● Entries shown
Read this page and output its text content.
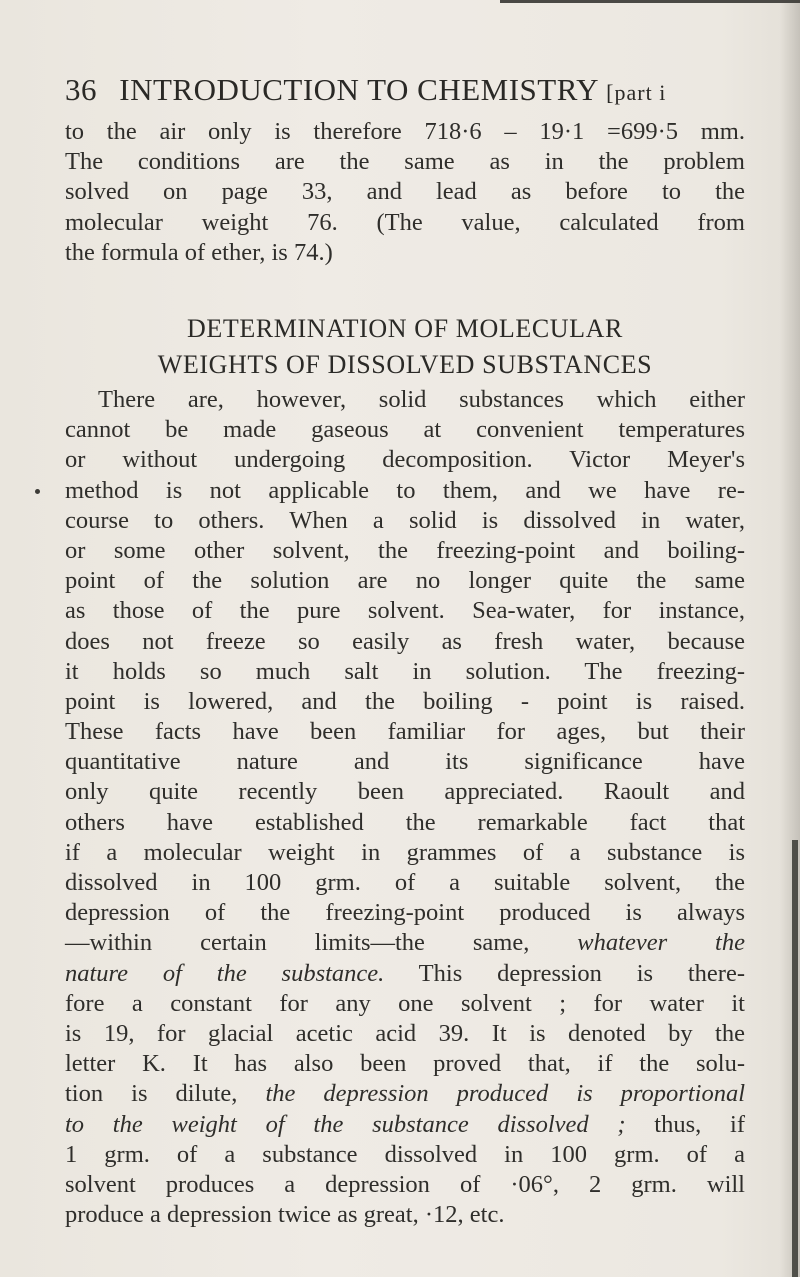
36 INTRODUCTION TO CHEMISTRY [part i
to the air only is therefore 718·6 – 19·1 =699·5 mm.
The conditions are the same as in the problem
solved on page 33, and lead as before to the
molecular weight 76. (The value, calculated from
the formula of ether, is 74.)
DETERMINATION OF MOLECULAR
WEIGHTS OF DISSOLVED SUBSTANCES
There are, however, solid substances which either
cannot be made gaseous at convenient temperatures
or without undergoing decomposition. Victor Meyer's
method is not applicable to them, and we have re-
course to others. When a solid is dissolved in water,
or some other solvent, the freezing-point and boiling-
point of the solution are no longer quite the same
as those of the pure solvent. Sea-water, for instance,
does not freeze so easily as fresh water, because
it holds so much salt in solution. The freezing-
point is lowered, and the boiling - point is raised.
These facts have been familiar for ages, but their
quantitative nature and its significance have
only quite recently been appreciated. Raoult and
others have established the remarkable fact that
if a molecular weight in grammes of a substance is
dissolved in 100 grm. of a suitable solvent, the
depression of the freezing-point produced is always
—within certain limits—the same, whatever the
nature of the substance. This depression is there-
fore a constant for any one solvent ; for water it
is 19, for glacial acetic acid 39. It is denoted by the
letter K. It has also been proved that, if the solu-
tion is dilute, the depression produced is proportional
to the weight of the substance dissolved ; thus, if
1 grm. of a substance dissolved in 100 grm. of a
solvent produces a depression of ·06°, 2 grm. will
produce a depression twice as great, ·12, etc.
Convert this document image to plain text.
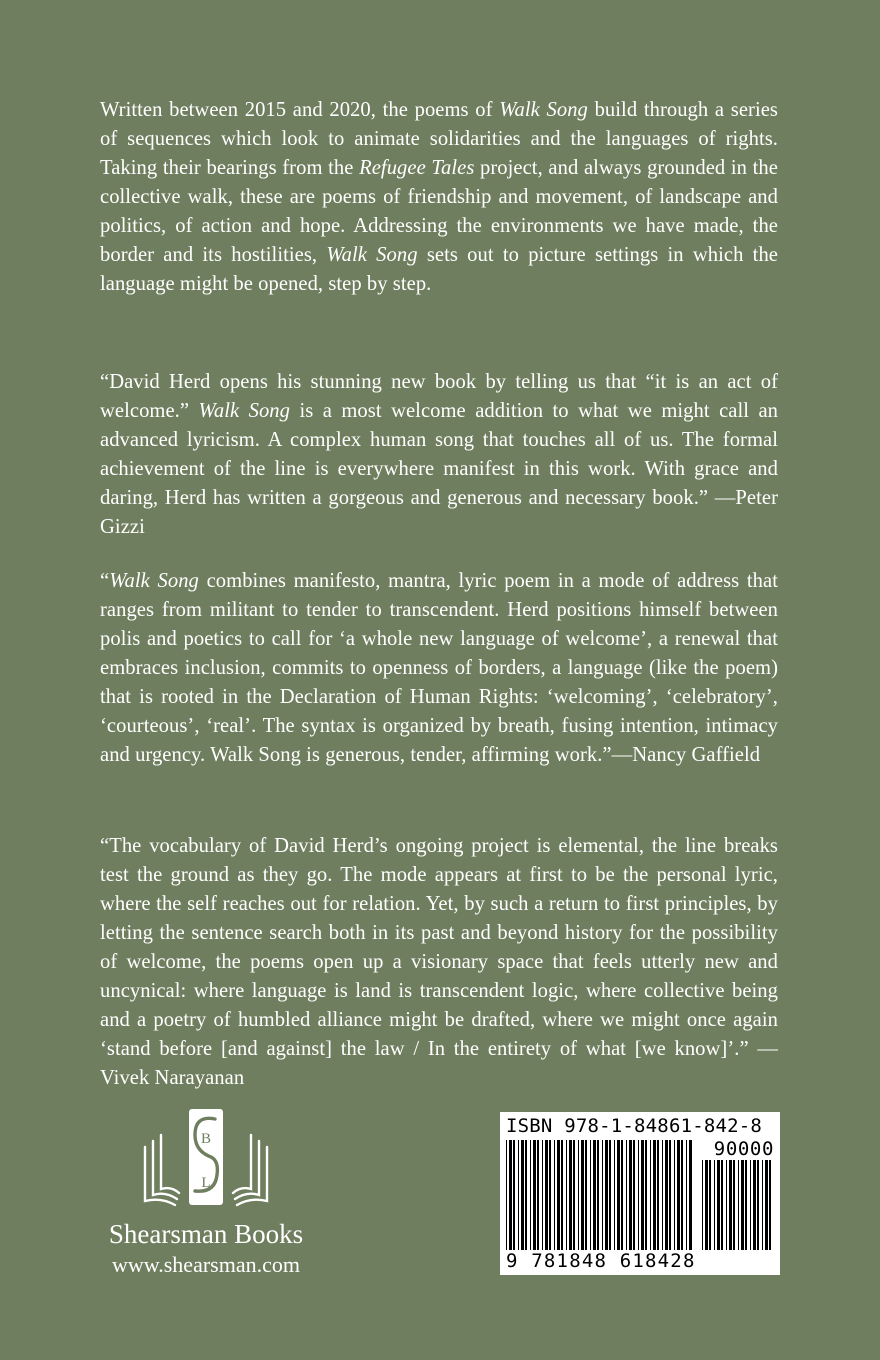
Written between 2015 and 2020, the poems of Walk Song build through a series of sequences which look to animate solidarities and the languages of rights. Taking their bearings from the Refugee Tales project, and always grounded in the collective walk, these are poems of friendship and movement, of landscape and politics, of action and hope. Addressing the environments we have made, the border and its hostilities, Walk Song sets out to picture settings in which the language might be opened, step by step.

“David Herd opens his stunning new book by telling us that “it is an act of welcome.” Walk Song is a most welcome addition to what we might call an advanced lyricism. A complex human song that touches all of us. The formal achievement of the line is everywhere manifest in this work. With grace and daring, Herd has written a gorgeous and generous and necessary book.” —Peter Gizzi

“Walk Song combines manifesto, mantra, lyric poem in a mode of address that ranges from militant to tender to transcendent. Herd positions himself between polis and poetics to call for ‘a whole new language of welcome’, a renewal that embraces inclusion, commits to openness of borders, a language (like the poem) that is rooted in the Declaration of Human Rights: ‘welcoming’, ‘celebratory’, ‘courteous’, ‘real’. The syntax is organized by breath, fusing intention, intimacy and urgency. Walk Song is generous, tender, affirming work.”—Nancy Gaffield

“The vocabulary of David Herd’s ongoing project is elemental, the line breaks test the ground as they go. The mode appears at first to be the personal lyric, where the self reaches out for relation. Yet, by such a return to first principles, by letting the sentence search both in its past and beyond history for the possibility of welcome, the poems open up a visionary space that feels utterly new and uncynical: where language is land is transcendent logic, where collective being and a poetry of humbled alliance might be drafted, where we might once again ‘stand before [and against] the law / In the entirety of what [we know]’.” —Vivek Narayanan

B
L
Shearsman Books
www.shearsman.com
ISBN 978-1-84861-842-8
90000
9 781848 618428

● Objective
Copy, from the material above, each line in which the string "call" occurs.

● Written response
“David Herd opens his stunning new book by telling us that “it is an act of welcome.” Walk Song is a most welcome addition to what we might call an advanced lyricism. A complex human song that touches all of us. The formal achievement of the line is everywhere manifest in this work. With grace and daring, Herd has written a gorgeous and generous and necessary book.” —Peter Gizzi
“Walk Song combines manifesto, mantra, lyric poem in a mode of address that ranges from militant to tender to transcendent. Herd positions himself between polis and poetics to call for ‘a whole new language of welcome’, a renewal that embraces inclusion, commits to openness of borders, a language (like the poem) that is rooted in the Declaration of Human Rights: ‘welcoming’, ‘celebratory’, ‘courteous’, ‘real’. The syntax is organized by breath, fusing intention, intimacy and urgency. Walk Song is generous, tender, affirming work.”—Nancy Gaffield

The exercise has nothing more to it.